What is needed
Write out the full listing exactly as given, minus the images.
======== Material shown
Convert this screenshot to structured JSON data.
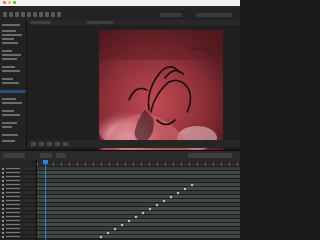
{
  "app": {
    "name": "After Effects"
  },
  "colors": {
    "accent": "#2e7de0",
    "canvas_bg": "#7a2a30",
    "track": "#3f4a45",
    "track_alt": "#3a3a3a",
    "selection": "#2b4d7a"
  },
  "icons": {
    "window_controls": [
      "close-icon",
      "minimize-icon",
      "zoom-icon"
    ],
    "toolbar_tools": [
      "home-icon",
      "select-tool-icon",
      "hand-tool-icon",
      "zoom-tool-icon",
      "camera-tool-icon",
      "pan-behind-icon",
      "rect-mask-icon",
      "pen-tool-icon",
      "text-tool-icon",
      "brush-tool-icon"
    ],
    "viewer_controls": [
      "magnify-icon",
      "resolution-icon",
      "grid-icon",
      "mask-toggle-icon",
      "camera-icon"
    ]
  },
  "timeline": {
    "layer_count": 18,
    "playhead_fraction": 0.04
  }
}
================
Exercise response
Convert this screenshot to structured JSON data.
{
  "app": {
    "name": "After Effects"
  },
  "colors": {
    "accent": "#2e7de0",
    "canvas_bg": "#7a2a30",
    "track": "#3f4a45",
    "track_alt": "#3a3a3a",
    "selection": "#2b4d7a"
  },
  "icons": {
    "window_controls": [
      "close-icon",
      "minimize-icon",
      "zoom-icon"
    ],
    "toolbar_tools": [
      "home-icon",
      "select-tool-icon",
      "hand-tool-icon",
      "zoom-tool-icon",
      "camera-tool-icon",
      "pan-behind-icon",
      "rect-mask-icon",
      "pen-tool-icon",
      "text-tool-icon",
      "brush-tool-icon"
    ],
    "viewer_controls": [
      "magnify-icon",
      "resolution-icon",
      "grid-icon",
      "mask-toggle-icon",
      "camera-icon"
    ]
  },
  "timeline": {
    "layer_count": 18,
    "playhead_fraction": 0.04
  }
}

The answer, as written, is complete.